Listed entries
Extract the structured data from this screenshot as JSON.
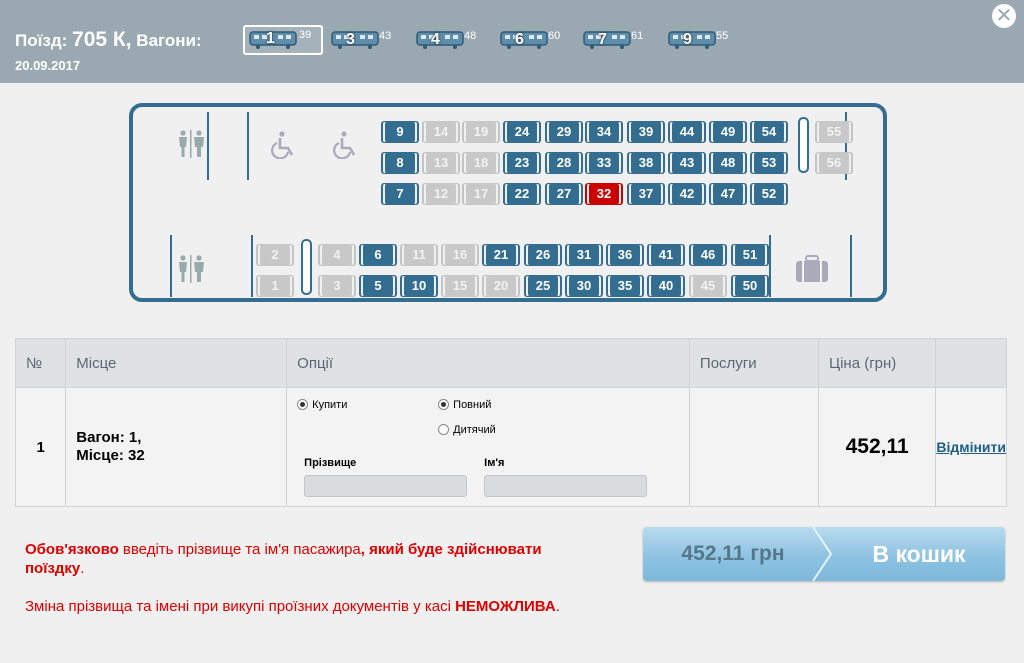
{
  "header": {
    "train_prefix": "Поїзд:",
    "train_number": "705 К,",
    "wagons_label": "Вагони:",
    "date": "20.09.2017",
    "wagons": [
      {
        "number": "1",
        "free": "39"
      },
      {
        "number": "3",
        "free": "43"
      },
      {
        "number": "4",
        "free": "48"
      },
      {
        "number": "6",
        "free": "60"
      },
      {
        "number": "7",
        "free": "61"
      },
      {
        "number": "9",
        "free": "55"
      }
    ],
    "close_symbol": "✕"
  },
  "car": {
    "top_rows": {
      "row1": [
        {
          "n": "9",
          "s": "free"
        },
        {
          "n": "14",
          "s": "busy"
        },
        {
          "n": "19",
          "s": "busy"
        },
        {
          "n": "24",
          "s": "free"
        },
        {
          "n": "29",
          "s": "free"
        },
        {
          "n": "34",
          "s": "free"
        },
        {
          "n": "39",
          "s": "free"
        },
        {
          "n": "44",
          "s": "free"
        },
        {
          "n": "49",
          "s": "free"
        },
        {
          "n": "54",
          "s": "free"
        },
        {
          "n": "55",
          "s": "busy"
        }
      ],
      "row2": [
        {
          "n": "8",
          "s": "free"
        },
        {
          "n": "13",
          "s": "busy"
        },
        {
          "n": "18",
          "s": "busy"
        },
        {
          "n": "23",
          "s": "free"
        },
        {
          "n": "28",
          "s": "free"
        },
        {
          "n": "33",
          "s": "free"
        },
        {
          "n": "38",
          "s": "free"
        },
        {
          "n": "43",
          "s": "free"
        },
        {
          "n": "48",
          "s": "free"
        },
        {
          "n": "53",
          "s": "free"
        },
        {
          "n": "56",
          "s": "busy"
        }
      ],
      "row3": [
        {
          "n": "7",
          "s": "free"
        },
        {
          "n": "12",
          "s": "busy"
        },
        {
          "n": "17",
          "s": "busy"
        },
        {
          "n": "22",
          "s": "free"
        },
        {
          "n": "27",
          "s": "free"
        },
        {
          "n": "32",
          "s": "selected"
        },
        {
          "n": "37",
          "s": "free"
        },
        {
          "n": "42",
          "s": "free"
        },
        {
          "n": "47",
          "s": "free"
        },
        {
          "n": "52",
          "s": "free"
        }
      ]
    },
    "bottom_rows": {
      "row1": [
        {
          "n": "2",
          "s": "busy"
        },
        {
          "n": "4",
          "s": "busy"
        },
        {
          "n": "6",
          "s": "free"
        },
        {
          "n": "11",
          "s": "busy"
        },
        {
          "n": "16",
          "s": "busy"
        },
        {
          "n": "21",
          "s": "free"
        },
        {
          "n": "26",
          "s": "free"
        },
        {
          "n": "31",
          "s": "free"
        },
        {
          "n": "36",
          "s": "free"
        },
        {
          "n": "41",
          "s": "free"
        },
        {
          "n": "46",
          "s": "free"
        },
        {
          "n": "51",
          "s": "free"
        }
      ],
      "row2": [
        {
          "n": "1",
          "s": "busy"
        },
        {
          "n": "3",
          "s": "busy"
        },
        {
          "n": "5",
          "s": "free"
        },
        {
          "n": "10",
          "s": "free"
        },
        {
          "n": "15",
          "s": "busy"
        },
        {
          "n": "20",
          "s": "busy"
        },
        {
          "n": "25",
          "s": "free"
        },
        {
          "n": "30",
          "s": "free"
        },
        {
          "n": "35",
          "s": "free"
        },
        {
          "n": "40",
          "s": "free"
        },
        {
          "n": "45",
          "s": "busy"
        },
        {
          "n": "50",
          "s": "free"
        }
      ]
    },
    "icons": [
      "wc-icon",
      "wheelchair-icon",
      "luggage-icon"
    ]
  },
  "table": {
    "headers": {
      "no": "№",
      "place": "Місце",
      "options": "Опції",
      "services": "Послуги",
      "price": "Ціна (грн)"
    },
    "row": {
      "no": "1",
      "place_line1": "Вагон: 1,",
      "place_line2": "Місце: 32",
      "opt_buy": "Купити",
      "opt_full": "Повний",
      "opt_child": "Дитячий",
      "surname_label": "Прізвище",
      "name_label": "Ім'я",
      "surname_value": "",
      "name_value": "",
      "price": "452,11",
      "cancel": "Відмінити"
    }
  },
  "notes": {
    "n1_a": "Обов'язково",
    "n1_b": " введіть прізвище та ім'я пасажира",
    "n1_c": ", який буде здійснювати поїздку",
    "n1_d": ".",
    "n2_a": "Зміна прізвища та імені при викупі проїзних документів у касі ",
    "n2_b": "НЕМОЖЛИВА",
    "n2_c": "."
  },
  "cart": {
    "price": "452,11 грн",
    "label": "В кошик"
  },
  "colors": {
    "header_bg": "#9aa8b2",
    "seat_free": "#336e90",
    "seat_busy": "#c8c8c8",
    "seat_selected": "#cc0000",
    "warning": "#e00000",
    "cart_button": "#8ec3e2"
  }
}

Your instructions
Identify the lines that hold the word "price". Copy every one of them.

Output of the task
      "price": "Ціна (грн)"
      "price": "452,11",
    "price": "452,11 грн",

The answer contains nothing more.